Copy the data exactly; pictures stay out of the copy.

** Start **

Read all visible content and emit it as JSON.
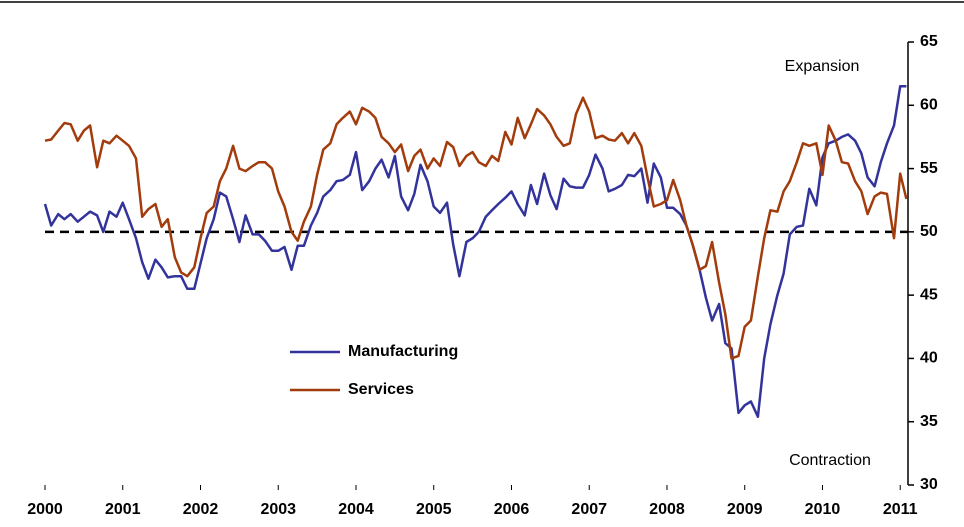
{
  "chart_data": {
    "type": "line",
    "x": [
      2000,
      2000.08,
      2000.17,
      2000.25,
      2000.33,
      2000.42,
      2000.5,
      2000.58,
      2000.67,
      2000.75,
      2000.83,
      2000.92,
      2001,
      2001.08,
      2001.17,
      2001.25,
      2001.33,
      2001.42,
      2001.5,
      2001.58,
      2001.67,
      2001.75,
      2001.83,
      2001.92,
      2002,
      2002.08,
      2002.17,
      2002.25,
      2002.33,
      2002.42,
      2002.5,
      2002.58,
      2002.67,
      2002.75,
      2002.83,
      2002.92,
      2003,
      2003.08,
      2003.17,
      2003.25,
      2003.33,
      2003.42,
      2003.5,
      2003.58,
      2003.67,
      2003.75,
      2003.83,
      2003.92,
      2004,
      2004.08,
      2004.17,
      2004.25,
      2004.33,
      2004.42,
      2004.5,
      2004.58,
      2004.67,
      2004.75,
      2004.83,
      2004.92,
      2005,
      2005.08,
      2005.17,
      2005.25,
      2005.33,
      2005.42,
      2005.5,
      2005.58,
      2005.67,
      2005.75,
      2005.83,
      2005.92,
      2006,
      2006.08,
      2006.17,
      2006.25,
      2006.33,
      2006.42,
      2006.5,
      2006.58,
      2006.67,
      2006.75,
      2006.83,
      2006.92,
      2007,
      2007.08,
      2007.17,
      2007.25,
      2007.33,
      2007.42,
      2007.5,
      2007.58,
      2007.67,
      2007.75,
      2007.83,
      2007.92,
      2008,
      2008.08,
      2008.17,
      2008.25,
      2008.33,
      2008.42,
      2008.5,
      2008.58,
      2008.67,
      2008.75,
      2008.83,
      2008.92,
      2009,
      2009.08,
      2009.17,
      2009.25,
      2009.33,
      2009.42,
      2009.5,
      2009.58,
      2009.67,
      2009.75,
      2009.83,
      2009.92,
      2010,
      2010.08,
      2010.17,
      2010.25,
      2010.33,
      2010.42,
      2010.5,
      2010.58,
      2010.67,
      2010.75,
      2010.83,
      2010.92,
      2011,
      2011.08
    ],
    "series": [
      {
        "name": "Manufacturing",
        "color": "#33339c",
        "values": [
          52.2,
          50.5,
          51.4,
          51.0,
          51.4,
          50.8,
          51.2,
          51.6,
          51.3,
          50.0,
          51.6,
          51.2,
          52.3,
          51.0,
          49.5,
          47.6,
          46.3,
          47.8,
          47.2,
          46.4,
          46.5,
          46.5,
          45.5,
          45.5,
          47.5,
          49.5,
          51.0,
          53.1,
          52.8,
          51.0,
          49.2,
          51.3,
          49.8,
          49.8,
          49.3,
          48.5,
          48.5,
          48.8,
          47.0,
          48.9,
          48.9,
          50.5,
          51.5,
          52.8,
          53.3,
          54.0,
          54.1,
          54.5,
          56.3,
          53.3,
          54.0,
          55.0,
          55.7,
          54.3,
          56.0,
          52.8,
          51.7,
          53.0,
          55.3,
          54.0,
          52.0,
          51.5,
          52.3,
          49.0,
          46.5,
          49.2,
          49.5,
          50.0,
          51.2,
          51.7,
          52.2,
          52.7,
          53.2,
          52.2,
          51.3,
          53.7,
          52.2,
          54.6,
          52.9,
          51.8,
          54.2,
          53.6,
          53.5,
          53.5,
          54.5,
          56.1,
          55.0,
          53.2,
          53.4,
          53.7,
          54.5,
          54.4,
          55.0,
          52.3,
          55.4,
          54.3,
          51.9,
          51.9,
          51.4,
          50.5,
          49.0,
          47.0,
          44.8,
          43.0,
          44.3,
          41.2,
          40.8,
          35.7,
          36.3,
          36.6,
          35.4,
          40.0,
          42.7,
          45.0,
          46.7,
          49.8,
          50.4,
          50.5,
          53.4,
          52.1,
          55.9,
          57.0,
          57.2,
          57.5,
          57.7,
          57.2,
          56.2,
          54.3,
          53.6,
          55.5,
          57.0,
          58.4,
          61.5,
          61.5
        ]
      },
      {
        "name": "Services",
        "color": "#a33c0c",
        "values": [
          57.2,
          57.3,
          58.0,
          58.6,
          58.5,
          57.2,
          58.0,
          58.4,
          55.1,
          57.2,
          57.0,
          57.6,
          57.2,
          56.8,
          55.8,
          51.2,
          51.8,
          52.2,
          50.4,
          51.0,
          48.0,
          46.8,
          46.5,
          47.2,
          49.5,
          51.5,
          52.0,
          54.0,
          55.0,
          56.8,
          55.0,
          54.8,
          55.2,
          55.5,
          55.5,
          55.0,
          53.2,
          52.0,
          50.0,
          49.3,
          50.8,
          52.0,
          54.5,
          56.5,
          57.0,
          58.5,
          59.0,
          59.5,
          58.5,
          59.8,
          59.5,
          59.0,
          57.5,
          57.0,
          56.3,
          56.9,
          54.8,
          56.0,
          56.5,
          55.0,
          55.8,
          55.2,
          57.1,
          56.7,
          55.2,
          56.0,
          56.3,
          55.5,
          55.2,
          56.0,
          55.6,
          57.9,
          56.9,
          59.0,
          57.4,
          58.5,
          59.7,
          59.2,
          58.5,
          57.5,
          56.8,
          57.0,
          59.3,
          60.6,
          59.5,
          57.4,
          57.6,
          57.3,
          57.2,
          57.8,
          57.0,
          57.8,
          56.8,
          54.3,
          52.0,
          52.2,
          52.5,
          54.1,
          52.5,
          50.5,
          49.0,
          47.0,
          47.3,
          49.2,
          46.0,
          43.5,
          40.0,
          40.2,
          42.5,
          43.0,
          46.5,
          49.5,
          51.7,
          51.6,
          53.2,
          54.0,
          55.5,
          57.0,
          56.8,
          57.0,
          54.5,
          58.4,
          57.2,
          55.5,
          55.4,
          54.0,
          53.2,
          51.4,
          52.8,
          53.1,
          53.0,
          49.5,
          54.6,
          52.6
        ]
      }
    ],
    "xlim": [
      2000,
      2011.1
    ],
    "xticks": [
      2000,
      2001,
      2002,
      2003,
      2004,
      2005,
      2006,
      2007,
      2008,
      2009,
      2010,
      2011
    ],
    "ylim": [
      30,
      65
    ],
    "yticks": [
      30,
      35,
      40,
      45,
      50,
      55,
      60,
      65
    ],
    "reference_line": 50,
    "annotations": [
      "Expansion",
      "Contraction"
    ]
  }
}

** End **

# Exercise solution:
Read all visible content and emit it as JSON.
{
  "chart_data": {
    "type": "line",
    "x": [
      2000,
      2000.08,
      2000.17,
      2000.25,
      2000.33,
      2000.42,
      2000.5,
      2000.58,
      2000.67,
      2000.75,
      2000.83,
      2000.92,
      2001,
      2001.08,
      2001.17,
      2001.25,
      2001.33,
      2001.42,
      2001.5,
      2001.58,
      2001.67,
      2001.75,
      2001.83,
      2001.92,
      2002,
      2002.08,
      2002.17,
      2002.25,
      2002.33,
      2002.42,
      2002.5,
      2002.58,
      2002.67,
      2002.75,
      2002.83,
      2002.92,
      2003,
      2003.08,
      2003.17,
      2003.25,
      2003.33,
      2003.42,
      2003.5,
      2003.58,
      2003.67,
      2003.75,
      2003.83,
      2003.92,
      2004,
      2004.08,
      2004.17,
      2004.25,
      2004.33,
      2004.42,
      2004.5,
      2004.58,
      2004.67,
      2004.75,
      2004.83,
      2004.92,
      2005,
      2005.08,
      2005.17,
      2005.25,
      2005.33,
      2005.42,
      2005.5,
      2005.58,
      2005.67,
      2005.75,
      2005.83,
      2005.92,
      2006,
      2006.08,
      2006.17,
      2006.25,
      2006.33,
      2006.42,
      2006.5,
      2006.58,
      2006.67,
      2006.75,
      2006.83,
      2006.92,
      2007,
      2007.08,
      2007.17,
      2007.25,
      2007.33,
      2007.42,
      2007.5,
      2007.58,
      2007.67,
      2007.75,
      2007.83,
      2007.92,
      2008,
      2008.08,
      2008.17,
      2008.25,
      2008.33,
      2008.42,
      2008.5,
      2008.58,
      2008.67,
      2008.75,
      2008.83,
      2008.92,
      2009,
      2009.08,
      2009.17,
      2009.25,
      2009.33,
      2009.42,
      2009.5,
      2009.58,
      2009.67,
      2009.75,
      2009.83,
      2009.92,
      2010,
      2010.08,
      2010.17,
      2010.25,
      2010.33,
      2010.42,
      2010.5,
      2010.58,
      2010.67,
      2010.75,
      2010.83,
      2010.92,
      2011,
      2011.08
    ],
    "series": [
      {
        "name": "Manufacturing",
        "color": "#33339c",
        "values": [
          52.2,
          50.5,
          51.4,
          51.0,
          51.4,
          50.8,
          51.2,
          51.6,
          51.3,
          50.0,
          51.6,
          51.2,
          52.3,
          51.0,
          49.5,
          47.6,
          46.3,
          47.8,
          47.2,
          46.4,
          46.5,
          46.5,
          45.5,
          45.5,
          47.5,
          49.5,
          51.0,
          53.1,
          52.8,
          51.0,
          49.2,
          51.3,
          49.8,
          49.8,
          49.3,
          48.5,
          48.5,
          48.8,
          47.0,
          48.9,
          48.9,
          50.5,
          51.5,
          52.8,
          53.3,
          54.0,
          54.1,
          54.5,
          56.3,
          53.3,
          54.0,
          55.0,
          55.7,
          54.3,
          56.0,
          52.8,
          51.7,
          53.0,
          55.3,
          54.0,
          52.0,
          51.5,
          52.3,
          49.0,
          46.5,
          49.2,
          49.5,
          50.0,
          51.2,
          51.7,
          52.2,
          52.7,
          53.2,
          52.2,
          51.3,
          53.7,
          52.2,
          54.6,
          52.9,
          51.8,
          54.2,
          53.6,
          53.5,
          53.5,
          54.5,
          56.1,
          55.0,
          53.2,
          53.4,
          53.7,
          54.5,
          54.4,
          55.0,
          52.3,
          55.4,
          54.3,
          51.9,
          51.9,
          51.4,
          50.5,
          49.0,
          47.0,
          44.8,
          43.0,
          44.3,
          41.2,
          40.8,
          35.7,
          36.3,
          36.6,
          35.4,
          40.0,
          42.7,
          45.0,
          46.7,
          49.8,
          50.4,
          50.5,
          53.4,
          52.1,
          55.9,
          57.0,
          57.2,
          57.5,
          57.7,
          57.2,
          56.2,
          54.3,
          53.6,
          55.5,
          57.0,
          58.4,
          61.5,
          61.5
        ]
      },
      {
        "name": "Services",
        "color": "#a33c0c",
        "values": [
          57.2,
          57.3,
          58.0,
          58.6,
          58.5,
          57.2,
          58.0,
          58.4,
          55.1,
          57.2,
          57.0,
          57.6,
          57.2,
          56.8,
          55.8,
          51.2,
          51.8,
          52.2,
          50.4,
          51.0,
          48.0,
          46.8,
          46.5,
          47.2,
          49.5,
          51.5,
          52.0,
          54.0,
          55.0,
          56.8,
          55.0,
          54.8,
          55.2,
          55.5,
          55.5,
          55.0,
          53.2,
          52.0,
          50.0,
          49.3,
          50.8,
          52.0,
          54.5,
          56.5,
          57.0,
          58.5,
          59.0,
          59.5,
          58.5,
          59.8,
          59.5,
          59.0,
          57.5,
          57.0,
          56.3,
          56.9,
          54.8,
          56.0,
          56.5,
          55.0,
          55.8,
          55.2,
          57.1,
          56.7,
          55.2,
          56.0,
          56.3,
          55.5,
          55.2,
          56.0,
          55.6,
          57.9,
          56.9,
          59.0,
          57.4,
          58.5,
          59.7,
          59.2,
          58.5,
          57.5,
          56.8,
          57.0,
          59.3,
          60.6,
          59.5,
          57.4,
          57.6,
          57.3,
          57.2,
          57.8,
          57.0,
          57.8,
          56.8,
          54.3,
          52.0,
          52.2,
          52.5,
          54.1,
          52.5,
          50.5,
          49.0,
          47.0,
          47.3,
          49.2,
          46.0,
          43.5,
          40.0,
          40.2,
          42.5,
          43.0,
          46.5,
          49.5,
          51.7,
          51.6,
          53.2,
          54.0,
          55.5,
          57.0,
          56.8,
          57.0,
          54.5,
          58.4,
          57.2,
          55.5,
          55.4,
          54.0,
          53.2,
          51.4,
          52.8,
          53.1,
          53.0,
          49.5,
          54.6,
          52.6
        ]
      }
    ],
    "xlim": [
      2000,
      2011.1
    ],
    "xticks": [
      2000,
      2001,
      2002,
      2003,
      2004,
      2005,
      2006,
      2007,
      2008,
      2009,
      2010,
      2011
    ],
    "ylim": [
      30,
      65
    ],
    "yticks": [
      30,
      35,
      40,
      45,
      50,
      55,
      60,
      65
    ],
    "reference_line": 50,
    "annotations": [
      "Expansion",
      "Contraction"
    ]
  }
}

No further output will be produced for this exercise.